TRY IT
Restate each record word for word, omitting whatever pictures it holds.

• • • •

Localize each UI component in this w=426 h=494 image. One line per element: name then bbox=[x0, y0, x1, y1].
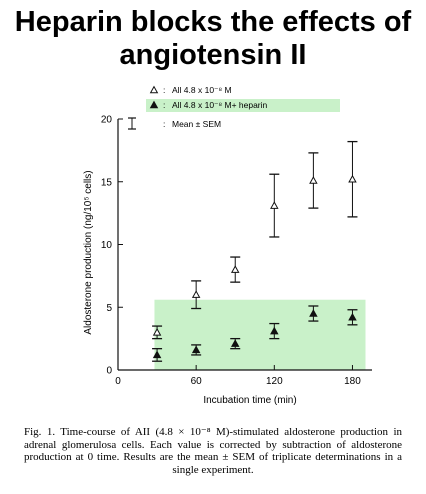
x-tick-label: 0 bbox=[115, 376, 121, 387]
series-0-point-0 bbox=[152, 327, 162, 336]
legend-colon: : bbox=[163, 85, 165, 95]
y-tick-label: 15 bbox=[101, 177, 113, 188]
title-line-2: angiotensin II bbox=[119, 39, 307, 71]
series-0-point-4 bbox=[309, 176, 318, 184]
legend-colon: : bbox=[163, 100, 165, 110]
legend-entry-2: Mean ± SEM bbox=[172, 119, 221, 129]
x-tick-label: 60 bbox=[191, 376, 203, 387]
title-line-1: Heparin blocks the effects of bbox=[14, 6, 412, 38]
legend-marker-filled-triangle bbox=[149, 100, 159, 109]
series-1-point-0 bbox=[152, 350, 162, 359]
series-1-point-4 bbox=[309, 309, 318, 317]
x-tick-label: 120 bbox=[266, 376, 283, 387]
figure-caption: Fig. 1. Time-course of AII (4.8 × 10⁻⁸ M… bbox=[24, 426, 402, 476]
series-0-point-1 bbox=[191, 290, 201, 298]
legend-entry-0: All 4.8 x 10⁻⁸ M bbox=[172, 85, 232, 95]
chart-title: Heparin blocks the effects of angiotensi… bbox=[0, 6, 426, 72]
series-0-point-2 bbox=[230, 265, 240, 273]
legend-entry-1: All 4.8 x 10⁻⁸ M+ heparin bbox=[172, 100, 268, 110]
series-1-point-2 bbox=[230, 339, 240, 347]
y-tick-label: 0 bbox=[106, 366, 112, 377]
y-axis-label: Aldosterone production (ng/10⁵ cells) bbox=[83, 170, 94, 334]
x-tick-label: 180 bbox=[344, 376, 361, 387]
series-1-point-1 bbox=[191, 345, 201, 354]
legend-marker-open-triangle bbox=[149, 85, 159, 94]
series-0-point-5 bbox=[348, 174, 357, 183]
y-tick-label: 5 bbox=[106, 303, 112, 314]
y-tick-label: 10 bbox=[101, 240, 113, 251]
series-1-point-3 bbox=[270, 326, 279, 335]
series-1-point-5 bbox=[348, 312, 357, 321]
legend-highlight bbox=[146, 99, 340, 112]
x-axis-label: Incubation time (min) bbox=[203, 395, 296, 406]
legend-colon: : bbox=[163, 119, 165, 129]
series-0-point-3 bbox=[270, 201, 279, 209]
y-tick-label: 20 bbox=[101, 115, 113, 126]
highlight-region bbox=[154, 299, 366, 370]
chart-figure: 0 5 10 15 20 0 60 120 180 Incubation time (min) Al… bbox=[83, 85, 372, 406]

• • • •

ANSWER TO THIS EXERCISE
Localize each UI component in this w=426 h=494 image. One line per element: name then bbox=[x0, y0, x1, y1].
x-tick-label: 0 bbox=[115, 376, 121, 387]
series-0-point-0 bbox=[152, 327, 162, 336]
legend-colon: : bbox=[163, 85, 165, 95]
y-tick-label: 15 bbox=[101, 177, 113, 188]
title-line-2: angiotensin II bbox=[119, 39, 307, 71]
series-0-point-4 bbox=[309, 176, 318, 184]
legend-colon: : bbox=[163, 100, 165, 110]
legend-entry-2: Mean ± SEM bbox=[172, 119, 221, 129]
x-tick-label: 60 bbox=[191, 376, 203, 387]
title-line-1: Heparin blocks the effects of bbox=[14, 6, 412, 38]
legend-marker-filled-triangle bbox=[149, 100, 159, 109]
series-1-point-0 bbox=[152, 350, 162, 359]
series-1-point-4 bbox=[309, 309, 318, 317]
x-tick-label: 120 bbox=[266, 376, 283, 387]
figure-caption: Fig. 1. Time-course of AII (4.8 × 10⁻⁸ M… bbox=[24, 426, 402, 476]
series-0-point-1 bbox=[191, 290, 201, 298]
legend-entry-0: All 4.8 x 10⁻⁸ M bbox=[172, 85, 232, 95]
chart-title: Heparin blocks the effects of angiotensi… bbox=[0, 6, 426, 72]
series-0-point-2 bbox=[230, 265, 240, 273]
legend-entry-1: All 4.8 x 10⁻⁸ M+ heparin bbox=[172, 100, 268, 110]
series-1-point-2 bbox=[230, 339, 240, 347]
y-tick-label: 0 bbox=[106, 366, 112, 377]
y-axis-label: Aldosterone production (ng/10⁵ cells) bbox=[83, 170, 94, 334]
x-tick-label: 180 bbox=[344, 376, 361, 387]
series-1-point-1 bbox=[191, 345, 201, 354]
legend-marker-open-triangle bbox=[149, 85, 159, 94]
series-0-point-5 bbox=[348, 174, 357, 183]
y-tick-label: 5 bbox=[106, 303, 112, 314]
y-tick-label: 10 bbox=[101, 240, 113, 251]
series-1-point-3 bbox=[270, 326, 279, 335]
series-1-point-5 bbox=[348, 312, 357, 321]
legend-highlight bbox=[146, 99, 340, 112]
x-axis-label: Incubation time (min) bbox=[203, 395, 296, 406]
legend-colon: : bbox=[163, 119, 165, 129]
series-0-point-3 bbox=[270, 201, 279, 209]
y-tick-label: 20 bbox=[101, 115, 113, 126]
highlight-region bbox=[154, 299, 366, 370]
chart-figure: 0 5 10 15 20 0 60 120 180 Incubation time (min) Al… bbox=[83, 85, 372, 406]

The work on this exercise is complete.